* WHAT TO DO:
Records follow. Copy every line with "screenshot".

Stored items
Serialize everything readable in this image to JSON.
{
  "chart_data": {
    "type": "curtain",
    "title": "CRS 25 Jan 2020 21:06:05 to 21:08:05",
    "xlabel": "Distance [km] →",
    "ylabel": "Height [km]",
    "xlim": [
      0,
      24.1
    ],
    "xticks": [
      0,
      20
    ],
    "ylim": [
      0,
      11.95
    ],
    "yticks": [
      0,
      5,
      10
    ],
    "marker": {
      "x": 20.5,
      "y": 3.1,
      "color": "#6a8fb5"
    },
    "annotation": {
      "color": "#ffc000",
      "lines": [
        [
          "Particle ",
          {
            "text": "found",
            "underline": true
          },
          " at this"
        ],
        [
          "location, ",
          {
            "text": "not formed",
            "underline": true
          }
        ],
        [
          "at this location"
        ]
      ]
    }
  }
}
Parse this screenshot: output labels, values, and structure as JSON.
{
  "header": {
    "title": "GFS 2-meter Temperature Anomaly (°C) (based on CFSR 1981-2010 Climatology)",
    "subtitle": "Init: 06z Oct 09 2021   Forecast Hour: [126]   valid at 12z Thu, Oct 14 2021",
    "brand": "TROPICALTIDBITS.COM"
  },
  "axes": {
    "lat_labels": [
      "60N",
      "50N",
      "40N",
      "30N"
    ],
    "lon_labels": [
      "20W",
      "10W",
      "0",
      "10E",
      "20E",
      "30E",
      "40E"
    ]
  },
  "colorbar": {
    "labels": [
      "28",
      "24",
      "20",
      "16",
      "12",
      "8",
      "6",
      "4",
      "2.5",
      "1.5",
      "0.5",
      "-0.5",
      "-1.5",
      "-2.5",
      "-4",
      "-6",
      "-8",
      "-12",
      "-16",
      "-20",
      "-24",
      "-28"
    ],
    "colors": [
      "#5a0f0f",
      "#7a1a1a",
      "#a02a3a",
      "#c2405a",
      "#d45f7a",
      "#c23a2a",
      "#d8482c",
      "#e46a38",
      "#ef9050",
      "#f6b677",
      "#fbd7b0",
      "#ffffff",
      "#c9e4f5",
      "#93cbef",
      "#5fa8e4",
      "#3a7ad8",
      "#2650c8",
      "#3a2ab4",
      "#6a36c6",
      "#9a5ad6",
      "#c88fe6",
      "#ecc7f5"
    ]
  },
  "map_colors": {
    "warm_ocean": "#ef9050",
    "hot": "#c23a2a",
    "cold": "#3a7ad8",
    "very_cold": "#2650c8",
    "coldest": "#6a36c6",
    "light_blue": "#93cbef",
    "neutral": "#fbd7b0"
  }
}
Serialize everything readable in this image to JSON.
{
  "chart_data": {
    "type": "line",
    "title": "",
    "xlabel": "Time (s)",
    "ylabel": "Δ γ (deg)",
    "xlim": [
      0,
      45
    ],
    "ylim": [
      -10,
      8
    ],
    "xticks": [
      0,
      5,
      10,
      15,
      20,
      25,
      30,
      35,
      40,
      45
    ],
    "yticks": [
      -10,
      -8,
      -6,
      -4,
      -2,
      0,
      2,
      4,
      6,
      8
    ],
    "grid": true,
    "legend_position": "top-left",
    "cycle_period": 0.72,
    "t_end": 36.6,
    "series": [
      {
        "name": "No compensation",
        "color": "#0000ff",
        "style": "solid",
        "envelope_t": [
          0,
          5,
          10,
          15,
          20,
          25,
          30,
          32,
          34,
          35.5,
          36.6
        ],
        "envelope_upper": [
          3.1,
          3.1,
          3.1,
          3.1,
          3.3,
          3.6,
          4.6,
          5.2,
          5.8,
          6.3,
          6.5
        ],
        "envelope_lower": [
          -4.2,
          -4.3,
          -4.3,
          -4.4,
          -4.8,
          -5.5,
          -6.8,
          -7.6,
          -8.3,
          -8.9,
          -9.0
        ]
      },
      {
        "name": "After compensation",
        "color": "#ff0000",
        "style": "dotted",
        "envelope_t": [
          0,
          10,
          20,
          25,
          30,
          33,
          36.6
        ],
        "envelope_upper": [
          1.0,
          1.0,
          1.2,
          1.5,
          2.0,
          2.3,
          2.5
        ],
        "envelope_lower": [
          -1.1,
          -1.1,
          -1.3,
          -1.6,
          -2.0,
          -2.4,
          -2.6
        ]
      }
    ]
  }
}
==
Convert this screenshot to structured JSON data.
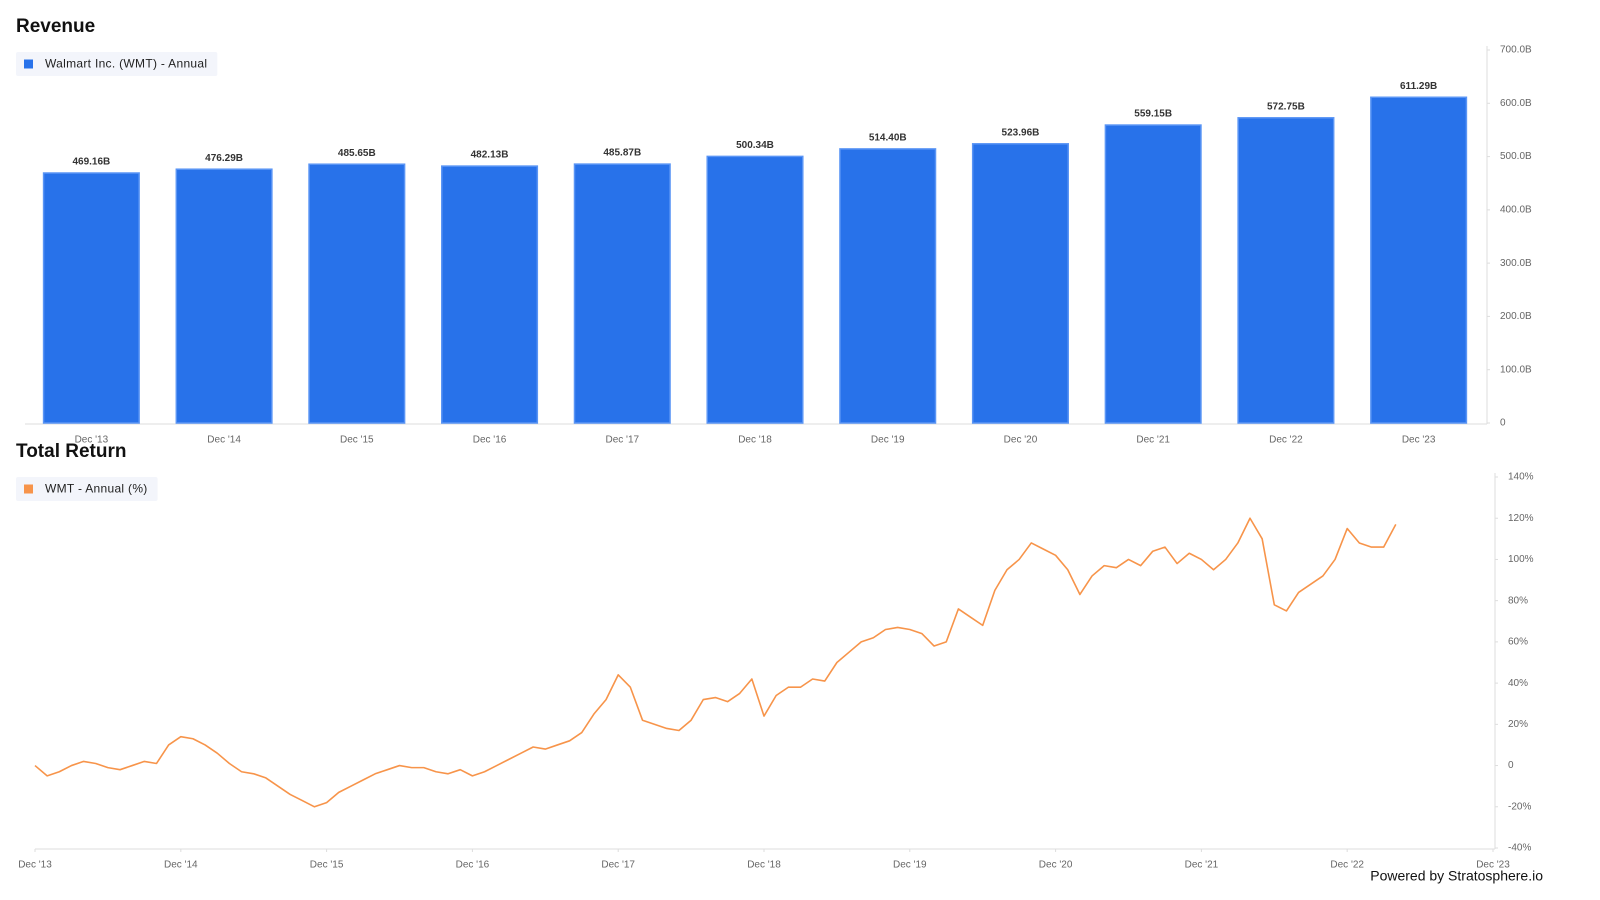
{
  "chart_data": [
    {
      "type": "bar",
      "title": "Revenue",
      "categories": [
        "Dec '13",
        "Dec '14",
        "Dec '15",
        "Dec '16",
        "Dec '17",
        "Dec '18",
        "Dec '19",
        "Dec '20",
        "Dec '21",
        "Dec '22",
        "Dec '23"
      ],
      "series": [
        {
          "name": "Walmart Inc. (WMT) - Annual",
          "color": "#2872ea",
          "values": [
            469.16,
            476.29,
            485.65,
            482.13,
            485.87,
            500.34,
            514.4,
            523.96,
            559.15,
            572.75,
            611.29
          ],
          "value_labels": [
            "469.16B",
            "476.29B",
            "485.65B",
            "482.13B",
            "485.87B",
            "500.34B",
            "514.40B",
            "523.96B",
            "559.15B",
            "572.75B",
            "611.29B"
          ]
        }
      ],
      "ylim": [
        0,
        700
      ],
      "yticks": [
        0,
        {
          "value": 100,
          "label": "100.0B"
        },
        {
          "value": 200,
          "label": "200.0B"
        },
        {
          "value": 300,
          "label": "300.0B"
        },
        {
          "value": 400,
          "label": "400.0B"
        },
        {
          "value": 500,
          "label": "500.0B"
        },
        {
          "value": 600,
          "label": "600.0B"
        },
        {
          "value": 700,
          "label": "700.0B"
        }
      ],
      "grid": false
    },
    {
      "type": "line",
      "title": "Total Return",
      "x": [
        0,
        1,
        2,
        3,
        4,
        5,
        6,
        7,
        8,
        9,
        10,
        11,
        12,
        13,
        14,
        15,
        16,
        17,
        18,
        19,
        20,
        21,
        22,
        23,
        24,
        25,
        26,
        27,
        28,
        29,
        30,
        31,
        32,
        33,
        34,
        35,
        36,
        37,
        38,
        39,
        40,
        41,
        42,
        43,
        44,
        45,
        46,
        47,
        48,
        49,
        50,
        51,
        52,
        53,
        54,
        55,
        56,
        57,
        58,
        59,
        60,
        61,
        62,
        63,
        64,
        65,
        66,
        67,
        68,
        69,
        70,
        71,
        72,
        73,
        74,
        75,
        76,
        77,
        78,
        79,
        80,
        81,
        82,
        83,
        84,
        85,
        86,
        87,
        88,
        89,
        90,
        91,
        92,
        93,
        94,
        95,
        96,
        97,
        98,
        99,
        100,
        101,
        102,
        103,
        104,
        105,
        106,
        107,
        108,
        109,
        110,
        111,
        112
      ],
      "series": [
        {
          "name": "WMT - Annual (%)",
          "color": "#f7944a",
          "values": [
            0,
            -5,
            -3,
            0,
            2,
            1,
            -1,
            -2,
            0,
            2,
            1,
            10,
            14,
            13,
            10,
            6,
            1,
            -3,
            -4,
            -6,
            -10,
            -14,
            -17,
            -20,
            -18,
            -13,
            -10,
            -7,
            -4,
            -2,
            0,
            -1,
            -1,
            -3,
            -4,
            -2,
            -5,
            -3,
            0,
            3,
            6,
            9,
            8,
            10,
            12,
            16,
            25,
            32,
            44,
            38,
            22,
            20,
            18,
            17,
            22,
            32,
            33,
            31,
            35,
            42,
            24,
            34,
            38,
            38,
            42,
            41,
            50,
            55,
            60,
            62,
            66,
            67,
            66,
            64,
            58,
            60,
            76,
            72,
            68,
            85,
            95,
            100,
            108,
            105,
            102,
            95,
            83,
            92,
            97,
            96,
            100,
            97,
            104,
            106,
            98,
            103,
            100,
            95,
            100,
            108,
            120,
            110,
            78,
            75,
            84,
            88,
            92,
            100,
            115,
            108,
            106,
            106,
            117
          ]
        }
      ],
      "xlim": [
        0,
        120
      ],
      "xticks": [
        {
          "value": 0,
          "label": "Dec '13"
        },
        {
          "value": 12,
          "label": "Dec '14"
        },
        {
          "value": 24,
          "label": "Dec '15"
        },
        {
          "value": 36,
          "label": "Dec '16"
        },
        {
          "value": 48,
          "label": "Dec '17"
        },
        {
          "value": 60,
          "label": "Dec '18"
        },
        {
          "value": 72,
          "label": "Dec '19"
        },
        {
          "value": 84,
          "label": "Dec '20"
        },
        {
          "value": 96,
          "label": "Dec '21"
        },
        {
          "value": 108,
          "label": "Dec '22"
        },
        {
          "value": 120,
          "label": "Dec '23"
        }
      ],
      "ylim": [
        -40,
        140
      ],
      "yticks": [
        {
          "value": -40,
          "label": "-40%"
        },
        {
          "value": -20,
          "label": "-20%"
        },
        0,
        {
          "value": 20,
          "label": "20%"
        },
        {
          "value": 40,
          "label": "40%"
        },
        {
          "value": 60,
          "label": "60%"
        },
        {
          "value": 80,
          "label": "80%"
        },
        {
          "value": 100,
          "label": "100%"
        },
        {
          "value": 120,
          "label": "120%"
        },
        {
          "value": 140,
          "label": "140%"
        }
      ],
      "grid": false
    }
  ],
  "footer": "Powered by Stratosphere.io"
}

* FULL OUTPUT:
Parse this screenshot: output labels, values, and structure as JSON.
Convert this screenshot to structured JSON data.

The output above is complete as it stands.